**What you will do:**
1. In the credit union thread, how did Naas respond when asked to take over Newbridge?
2. Write out the credit union thread between "All the depositors" and "problems for Naas.", inclusive.
═══ Text segment
While talking about those with more than 100K. It's very odd, to me, that there would be a lot of people with such large lump sums in an institution that is known to have issues or even one where there are no issues. Surely at this stage there is nobody that keeps more than that in any one place.

If the government try this tack with my credit union, or my husband's we will move to another credit union.  No way would I accept going to a bank.  I cannot wait until the day I never have to deal with a bank again.


----------



## Brendan Burgess

Hi Bronte

A lot of interesting points there.



> why didn't the central bank give the 53 million to Naas credit union to take over Newbridge.


The Central Bank did agree to indemnify Naas against losses from Newbrige. I am not sure of the mechanism, but I think it was from a direct input of cash.



> why not give Newbridge itself 53 million in return for a change of management


Newbridge failed as a Credit Union and I think it's right to close it down.  I would go further and say that the members should have lost their money, but that is not government policy.  



> why restrict that choice to a failed bank taking over a credit union.


They tried to get Naas to take it over, but they refused. The CB had no other option.



> Who identified the figure of 53 million. Was it Newbridge, the Central  bank, or did PTSB decide the figure. Did Naas know of the 53 million  deficiet.


I suspect that it was ptsb who insisted on a figure this high. 



> If there is any individual, or institution that has more than 100K, than  after all that has passed in the last 7 years, they are idiots.


I heard somwhere that there was only €2m in excess of €100k.  So most did take it out. 



> If the government try this tack with my credit union, or my husband's we  will move to another credit union.



All the depositors in Newbridge/ptsb are free to withdraw their money and put it wherever they like. I presume that Naas and other local Credit Unions will accept them as members. But if all the deposits in Newbridge went to Naas, it would cause huge problems for Naas.


----------



## Bronte

Brendan Burgess said:


> The Central Bank did agree to indemnify Naas against losses from Newbrige. I am not sure of the mechanism, but I think it was from a direct input of cash.
> 
> Newbridge failed as a Credit Union and I think it's right to close it down. I would go further and say that the members should have lost their money, but that is not government policy.
> 
> I suspect that it was ptsb who insisted on a figure this high.
> 
> I heard somwhere that there was only €2m in excess of €100k. So most did take it out.
══════
═══ Stored rows
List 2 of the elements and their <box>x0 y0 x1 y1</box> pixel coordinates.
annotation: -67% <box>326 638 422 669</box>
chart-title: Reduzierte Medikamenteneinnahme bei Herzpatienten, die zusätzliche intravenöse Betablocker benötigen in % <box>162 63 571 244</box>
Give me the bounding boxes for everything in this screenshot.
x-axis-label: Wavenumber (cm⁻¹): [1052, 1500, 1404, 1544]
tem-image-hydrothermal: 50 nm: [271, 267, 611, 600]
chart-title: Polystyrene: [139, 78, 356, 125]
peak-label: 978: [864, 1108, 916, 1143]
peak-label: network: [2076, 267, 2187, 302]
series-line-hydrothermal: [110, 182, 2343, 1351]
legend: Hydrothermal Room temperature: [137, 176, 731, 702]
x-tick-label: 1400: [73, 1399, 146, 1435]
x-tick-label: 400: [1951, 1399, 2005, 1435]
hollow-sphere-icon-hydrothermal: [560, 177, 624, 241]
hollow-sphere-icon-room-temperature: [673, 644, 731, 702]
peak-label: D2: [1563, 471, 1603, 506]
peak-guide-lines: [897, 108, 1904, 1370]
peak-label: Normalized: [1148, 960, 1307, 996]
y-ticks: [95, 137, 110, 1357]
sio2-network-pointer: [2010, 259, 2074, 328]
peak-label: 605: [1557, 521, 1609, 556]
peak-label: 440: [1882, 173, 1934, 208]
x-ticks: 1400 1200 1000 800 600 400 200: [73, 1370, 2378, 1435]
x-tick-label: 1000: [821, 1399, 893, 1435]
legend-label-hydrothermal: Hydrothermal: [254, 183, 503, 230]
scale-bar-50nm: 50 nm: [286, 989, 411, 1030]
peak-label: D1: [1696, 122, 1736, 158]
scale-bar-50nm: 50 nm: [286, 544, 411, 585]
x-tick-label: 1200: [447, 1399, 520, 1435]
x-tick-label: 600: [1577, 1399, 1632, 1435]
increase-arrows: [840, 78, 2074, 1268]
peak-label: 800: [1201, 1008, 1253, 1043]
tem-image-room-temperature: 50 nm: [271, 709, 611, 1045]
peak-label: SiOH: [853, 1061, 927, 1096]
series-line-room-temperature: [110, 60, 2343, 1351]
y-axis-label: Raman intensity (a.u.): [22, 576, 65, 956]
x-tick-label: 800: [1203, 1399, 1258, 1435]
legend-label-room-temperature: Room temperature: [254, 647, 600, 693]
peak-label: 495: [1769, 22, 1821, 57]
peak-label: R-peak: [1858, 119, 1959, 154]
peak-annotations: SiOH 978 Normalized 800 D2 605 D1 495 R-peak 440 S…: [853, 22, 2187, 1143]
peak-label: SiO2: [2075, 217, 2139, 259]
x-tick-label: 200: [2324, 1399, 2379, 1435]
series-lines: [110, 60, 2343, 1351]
══════
**Exercise results:**
1. Naas refused.

2.
All the depositors in Newbridge/ptsb are free to withdraw their money and put it wherever they like. I presume that Naas and other local Credit Unions will accept them as members. But if all the deposits in Newbridge went to Naas, it would cause huge problems for Naas.